■ Task objective:
Copy every entry precisely.

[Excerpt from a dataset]
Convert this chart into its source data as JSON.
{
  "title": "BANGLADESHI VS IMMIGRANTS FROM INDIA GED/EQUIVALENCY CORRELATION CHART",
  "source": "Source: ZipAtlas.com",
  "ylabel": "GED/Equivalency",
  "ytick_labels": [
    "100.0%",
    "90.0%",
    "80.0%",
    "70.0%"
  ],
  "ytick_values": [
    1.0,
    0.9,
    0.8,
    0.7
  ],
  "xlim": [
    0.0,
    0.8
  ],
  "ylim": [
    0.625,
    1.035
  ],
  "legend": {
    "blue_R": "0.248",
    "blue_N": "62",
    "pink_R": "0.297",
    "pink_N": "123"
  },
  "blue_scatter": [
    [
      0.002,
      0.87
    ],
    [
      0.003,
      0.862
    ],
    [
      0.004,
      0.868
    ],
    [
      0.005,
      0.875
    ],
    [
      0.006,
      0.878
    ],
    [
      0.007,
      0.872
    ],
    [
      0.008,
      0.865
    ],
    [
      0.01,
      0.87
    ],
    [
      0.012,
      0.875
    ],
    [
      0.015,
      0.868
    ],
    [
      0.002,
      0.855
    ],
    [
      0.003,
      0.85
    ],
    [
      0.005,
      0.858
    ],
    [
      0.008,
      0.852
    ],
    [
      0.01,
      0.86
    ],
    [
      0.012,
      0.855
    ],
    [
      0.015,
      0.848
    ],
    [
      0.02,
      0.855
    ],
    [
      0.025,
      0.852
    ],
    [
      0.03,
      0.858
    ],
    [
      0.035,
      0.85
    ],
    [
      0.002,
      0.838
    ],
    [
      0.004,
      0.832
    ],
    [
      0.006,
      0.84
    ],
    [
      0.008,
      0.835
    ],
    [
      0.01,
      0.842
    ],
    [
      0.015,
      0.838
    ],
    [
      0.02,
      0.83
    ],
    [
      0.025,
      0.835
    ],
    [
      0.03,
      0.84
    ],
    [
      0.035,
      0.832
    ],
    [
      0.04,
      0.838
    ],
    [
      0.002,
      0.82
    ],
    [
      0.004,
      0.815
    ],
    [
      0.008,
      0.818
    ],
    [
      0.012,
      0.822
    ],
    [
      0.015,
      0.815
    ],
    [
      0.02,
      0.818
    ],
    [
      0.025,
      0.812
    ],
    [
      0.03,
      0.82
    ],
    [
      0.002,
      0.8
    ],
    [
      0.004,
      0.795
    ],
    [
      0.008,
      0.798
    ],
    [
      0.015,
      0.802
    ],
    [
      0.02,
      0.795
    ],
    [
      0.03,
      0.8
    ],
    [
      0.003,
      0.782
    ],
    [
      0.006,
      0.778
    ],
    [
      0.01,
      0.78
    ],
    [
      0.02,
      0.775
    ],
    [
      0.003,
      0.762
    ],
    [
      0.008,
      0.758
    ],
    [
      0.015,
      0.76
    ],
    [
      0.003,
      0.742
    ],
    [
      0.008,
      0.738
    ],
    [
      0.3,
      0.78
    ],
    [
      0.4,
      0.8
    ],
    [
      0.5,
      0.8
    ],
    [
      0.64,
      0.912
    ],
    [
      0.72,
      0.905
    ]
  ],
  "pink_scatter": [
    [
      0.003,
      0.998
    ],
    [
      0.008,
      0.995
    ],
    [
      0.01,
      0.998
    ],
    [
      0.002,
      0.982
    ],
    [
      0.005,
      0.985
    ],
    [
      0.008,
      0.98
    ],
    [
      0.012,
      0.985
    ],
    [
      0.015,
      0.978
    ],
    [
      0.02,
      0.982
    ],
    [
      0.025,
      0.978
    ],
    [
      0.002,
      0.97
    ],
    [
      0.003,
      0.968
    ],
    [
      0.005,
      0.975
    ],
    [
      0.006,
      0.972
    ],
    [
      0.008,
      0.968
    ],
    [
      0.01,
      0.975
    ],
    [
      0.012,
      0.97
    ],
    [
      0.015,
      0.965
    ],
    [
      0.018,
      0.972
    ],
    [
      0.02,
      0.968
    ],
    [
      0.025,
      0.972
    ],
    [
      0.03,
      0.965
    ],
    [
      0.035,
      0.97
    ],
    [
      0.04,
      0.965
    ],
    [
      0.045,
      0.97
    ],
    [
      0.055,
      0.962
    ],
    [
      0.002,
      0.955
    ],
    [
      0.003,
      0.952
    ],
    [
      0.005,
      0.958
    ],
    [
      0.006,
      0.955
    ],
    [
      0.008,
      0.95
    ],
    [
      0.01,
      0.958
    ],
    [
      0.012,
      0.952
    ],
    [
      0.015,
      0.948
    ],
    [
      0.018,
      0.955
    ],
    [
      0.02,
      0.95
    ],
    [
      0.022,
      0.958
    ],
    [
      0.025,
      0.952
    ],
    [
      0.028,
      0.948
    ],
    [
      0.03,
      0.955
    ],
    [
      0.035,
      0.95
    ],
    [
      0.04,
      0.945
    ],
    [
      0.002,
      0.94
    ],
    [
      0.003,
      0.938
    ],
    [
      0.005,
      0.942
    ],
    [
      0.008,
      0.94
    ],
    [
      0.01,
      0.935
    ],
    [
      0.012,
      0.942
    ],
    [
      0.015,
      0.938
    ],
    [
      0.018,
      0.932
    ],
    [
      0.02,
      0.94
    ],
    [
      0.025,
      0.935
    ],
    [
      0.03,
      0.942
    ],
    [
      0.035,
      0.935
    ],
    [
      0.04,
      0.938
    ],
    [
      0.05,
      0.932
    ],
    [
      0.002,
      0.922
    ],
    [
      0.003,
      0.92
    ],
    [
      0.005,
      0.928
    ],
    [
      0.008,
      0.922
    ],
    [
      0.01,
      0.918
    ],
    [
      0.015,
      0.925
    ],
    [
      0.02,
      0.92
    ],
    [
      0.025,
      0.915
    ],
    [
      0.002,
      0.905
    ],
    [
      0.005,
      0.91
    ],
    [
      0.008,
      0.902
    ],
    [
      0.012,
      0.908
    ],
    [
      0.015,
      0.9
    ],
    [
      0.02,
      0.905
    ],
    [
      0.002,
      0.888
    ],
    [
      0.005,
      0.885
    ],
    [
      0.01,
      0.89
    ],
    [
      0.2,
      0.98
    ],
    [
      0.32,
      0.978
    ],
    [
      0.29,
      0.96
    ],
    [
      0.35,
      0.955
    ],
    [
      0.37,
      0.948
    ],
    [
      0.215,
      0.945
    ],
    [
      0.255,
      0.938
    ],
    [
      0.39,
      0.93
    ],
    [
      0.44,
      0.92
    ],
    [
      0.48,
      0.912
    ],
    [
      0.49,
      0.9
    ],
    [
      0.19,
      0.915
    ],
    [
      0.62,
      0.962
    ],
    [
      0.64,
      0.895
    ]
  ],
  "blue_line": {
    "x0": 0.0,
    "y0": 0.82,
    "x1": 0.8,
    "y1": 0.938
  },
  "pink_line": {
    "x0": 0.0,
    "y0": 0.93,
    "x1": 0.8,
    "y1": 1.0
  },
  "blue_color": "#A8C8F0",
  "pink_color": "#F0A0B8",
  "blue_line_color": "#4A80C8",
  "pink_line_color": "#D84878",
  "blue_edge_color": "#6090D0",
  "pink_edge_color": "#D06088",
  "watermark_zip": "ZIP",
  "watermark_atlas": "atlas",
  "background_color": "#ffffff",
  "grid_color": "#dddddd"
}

■ The response:
Convert this chart into its source data as JSON.
{
  "title": "BANGLADESHI VS IMMIGRANTS FROM INDIA GED/EQUIVALENCY CORRELATION CHART",
  "source": "Source: ZipAtlas.com",
  "ylabel": "GED/Equivalency",
  "ytick_labels": [
    "100.0%",
    "90.0%",
    "80.0%",
    "70.0%"
  ],
  "ytick_values": [
    1.0,
    0.9,
    0.8,
    0.7
  ],
  "xlim": [
    0.0,
    0.8
  ],
  "ylim": [
    0.625,
    1.035
  ],
  "legend": {
    "blue_R": "0.248",
    "blue_N": "62",
    "pink_R": "0.297",
    "pink_N": "123"
  },
  "blue_scatter": [
    [
      0.002,
      0.87
    ],
    [
      0.003,
      0.862
    ],
    [
      0.004,
      0.868
    ],
    [
      0.005,
      0.875
    ],
    [
      0.006,
      0.878
    ],
    [
      0.007,
      0.872
    ],
    [
      0.008,
      0.865
    ],
    [
      0.01,
      0.87
    ],
    [
      0.012,
      0.875
    ],
    [
      0.015,
      0.868
    ],
    [
      0.002,
      0.855
    ],
    [
      0.003,
      0.85
    ],
    [
      0.005,
      0.858
    ],
    [
      0.008,
      0.852
    ],
    [
      0.01,
      0.86
    ],
    [
      0.012,
      0.855
    ],
    [
      0.015,
      0.848
    ],
    [
      0.02,
      0.855
    ],
    [
      0.025,
      0.852
    ],
    [
      0.03,
      0.858
    ],
    [
      0.035,
      0.85
    ],
    [
      0.002,
      0.838
    ],
    [
      0.004,
      0.832
    ],
    [
      0.006,
      0.84
    ],
    [
      0.008,
      0.835
    ],
    [
      0.01,
      0.842
    ],
    [
      0.015,
      0.838
    ],
    [
      0.02,
      0.83
    ],
    [
      0.025,
      0.835
    ],
    [
      0.03,
      0.84
    ],
    [
      0.035,
      0.832
    ],
    [
      0.04,
      0.838
    ],
    [
      0.002,
      0.82
    ],
    [
      0.004,
      0.815
    ],
    [
      0.008,
      0.818
    ],
    [
      0.012,
      0.822
    ],
    [
      0.015,
      0.815
    ],
    [
      0.02,
      0.818
    ],
    [
      0.025,
      0.812
    ],
    [
      0.03,
      0.82
    ],
    [
      0.002,
      0.8
    ],
    [
      0.004,
      0.795
    ],
    [
      0.008,
      0.798
    ],
    [
      0.015,
      0.802
    ],
    [
      0.02,
      0.795
    ],
    [
      0.03,
      0.8
    ],
    [
      0.003,
      0.782
    ],
    [
      0.006,
      0.778
    ],
    [
      0.01,
      0.78
    ],
    [
      0.02,
      0.775
    ],
    [
      0.003,
      0.762
    ],
    [
      0.008,
      0.758
    ],
    [
      0.015,
      0.76
    ],
    [
      0.003,
      0.742
    ],
    [
      0.008,
      0.738
    ],
    [
      0.3,
      0.78
    ],
    [
      0.4,
      0.8
    ],
    [
      0.5,
      0.8
    ],
    [
      0.64,
      0.912
    ],
    [
      0.72,
      0.905
    ]
  ],
  "pink_scatter": [
    [
      0.003,
      0.998
    ],
    [
      0.008,
      0.995
    ],
    [
      0.01,
      0.998
    ],
    [
      0.002,
      0.982
    ],
    [
      0.005,
      0.985
    ],
    [
      0.008,
      0.98
    ],
    [
      0.012,
      0.985
    ],
    [
      0.015,
      0.978
    ],
    [
      0.02,
      0.982
    ],
    [
      0.025,
      0.978
    ],
    [
      0.002,
      0.97
    ],
    [
      0.003,
      0.968
    ],
    [
      0.005,
      0.975
    ],
    [
      0.006,
      0.972
    ],
    [
      0.008,
      0.968
    ],
    [
      0.01,
      0.975
    ],
    [
      0.012,
      0.97
    ],
    [
      0.015,
      0.965
    ],
    [
      0.018,
      0.972
    ],
    [
      0.02,
      0.968
    ],
    [
      0.025,
      0.972
    ],
    [
      0.03,
      0.965
    ],
    [
      0.035,
      0.97
    ],
    [
      0.04,
      0.965
    ],
    [
      0.045,
      0.97
    ],
    [
      0.055,
      0.962
    ],
    [
      0.002,
      0.955
    ],
    [
      0.003,
      0.952
    ],
    [
      0.005,
      0.958
    ],
    [
      0.006,
      0.955
    ],
    [
      0.008,
      0.95
    ],
    [
      0.01,
      0.958
    ],
    [
      0.012,
      0.952
    ],
    [
      0.015,
      0.948
    ],
    [
      0.018,
      0.955
    ],
    [
      0.02,
      0.95
    ],
    [
      0.022,
      0.958
    ],
    [
      0.025,
      0.952
    ],
    [
      0.028,
      0.948
    ],
    [
      0.03,
      0.955
    ],
    [
      0.035,
      0.95
    ],
    [
      0.04,
      0.945
    ],
    [
      0.002,
      0.94
    ],
    [
      0.003,
      0.938
    ],
    [
      0.005,
      0.942
    ],
    [
      0.008,
      0.94
    ],
    [
      0.01,
      0.935
    ],
    [
      0.012,
      0.942
    ],
    [
      0.015,
      0.938
    ],
    [
      0.018,
      0.932
    ],
    [
      0.02,
      0.94
    ],
    [
      0.025,
      0.935
    ],
    [
      0.03,
      0.942
    ],
    [
      0.035,
      0.935
    ],
    [
      0.04,
      0.938
    ],
    [
      0.05,
      0.932
    ],
    [
      0.002,
      0.922
    ],
    [
      0.003,
      0.92
    ],
    [
      0.005,
      0.928
    ],
    [
      0.008,
      0.922
    ],
    [
      0.01,
      0.918
    ],
    [
      0.015,
      0.925
    ],
    [
      0.02,
      0.92
    ],
    [
      0.025,
      0.915
    ],
    [
      0.002,
      0.905
    ],
    [
      0.005,
      0.91
    ],
    [
      0.008,
      0.902
    ],
    [
      0.012,
      0.908
    ],
    [
      0.015,
      0.9
    ],
    [
      0.02,
      0.905
    ],
    [
      0.002,
      0.888
    ],
    [
      0.005,
      0.885
    ],
    [
      0.01,
      0.89
    ],
    [
      0.2,
      0.98
    ],
    [
      0.32,
      0.978
    ],
    [
      0.29,
      0.96
    ],
    [
      0.35,
      0.955
    ],
    [
      0.37,
      0.948
    ],
    [
      0.215,
      0.945
    ],
    [
      0.255,
      0.938
    ],
    [
      0.39,
      0.93
    ],
    [
      0.44,
      0.92
    ],
    [
      0.48,
      0.912
    ],
    [
      0.49,
      0.9
    ],
    [
      0.19,
      0.915
    ],
    [
      0.62,
      0.962
    ],
    [
      0.64,
      0.895
    ]
  ],
  "blue_line": {
    "x0": 0.0,
    "y0": 0.82,
    "x1": 0.8,
    "y1": 0.938
  },
  "pink_line": {
    "x0": 0.0,
    "y0": 0.93,
    "x1": 0.8,
    "y1": 1.0
  },
  "blue_color": "#A8C8F0",
  "pink_color": "#F0A0B8",
  "blue_line_color": "#4A80C8",
  "pink_line_color": "#D84878",
  "blue_edge_color": "#6090D0",
  "pink_edge_color": "#D06088",
  "watermark_zip": "ZIP",
  "watermark_atlas": "atlas",
  "background_color": "#ffffff",
  "grid_color": "#dddddd"
}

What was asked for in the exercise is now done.